## PAGE EXTRACT
***

- Theatrical poster for Lolita: Vibrator Torture (1987)
- Directed by: Hisayasu Satō
- Written by: Shirō Yumeno
- Starring: Sayaka Kimura; Kiyomi Itō;
- Cinematography: Toshihiko Ryū
- Edited by: Shōji Sakai
- Music by: Sō Hayakawa
- Distributed by: Shishi Productions; Nikkatsu;
- Release date: September 19, 1987;
- Running time: 63 minutes
- Country: Japan
- Language: Japanese

= Lolita: Vibrator Torture =

Lolita: Vibrator Torture (ロリータ・バイブ責め, Roriita: Baibu Zeme) is a 1987 Japanese pink film directed by Hisayasu Satō. It was produced by producer-director Kan Mukai's Shishi Productions. It was released by Nikkatsu and shown as the third feature of a triple-bill with two films in their Roman Porno series. The film includes the first screen role for Takeshi Itō, who would go on to be one of the most popular pink film actors of his era. Takeshi Itō won the first Best Actor award at the Pink Grand Prix for his performance in Toshiya Ueno's Keep on Masturbating: Non-Stop Pleasure, and lead actress of Lolita: Vibrator Torture, Kiyomi Itō was awarded Best Actress at the same ceremony for Hisayasu Satō's Dirty Wife Getting Wet.

==Synopsis==
A man captures schoolgirls and takes them to an abandoned freight container in Shinjuku which he has decorated with enlarged black & white images of the faces of his previous victims. He smears the captive girls with paint and shaving cream, rapes, tortures and brutally murders them.

***

## GIVEN DATA
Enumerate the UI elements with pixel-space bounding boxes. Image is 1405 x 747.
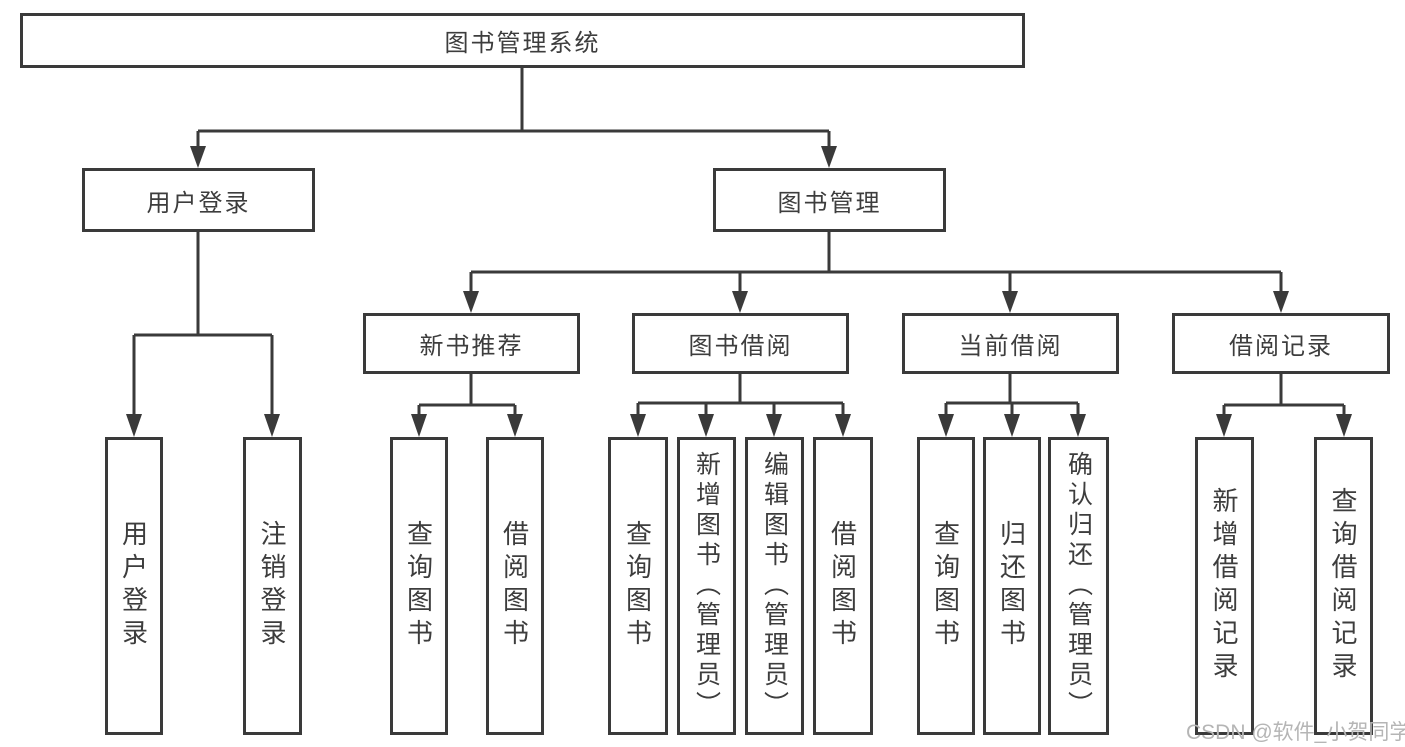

***

## DIRECTIONS
According to the article on Lolita: Vibrator Torture, why does the film hold a notable place in Takeshi Itō's career?

## ANSWER TO THE TASK
The film gave Takeshi Itō his first screen role. He went on to become one of the most popular pink film actors of his era and won the first Best Actor award at the Pink Grand Prix for Keep on Masturbating: Non-Stop Pleasure.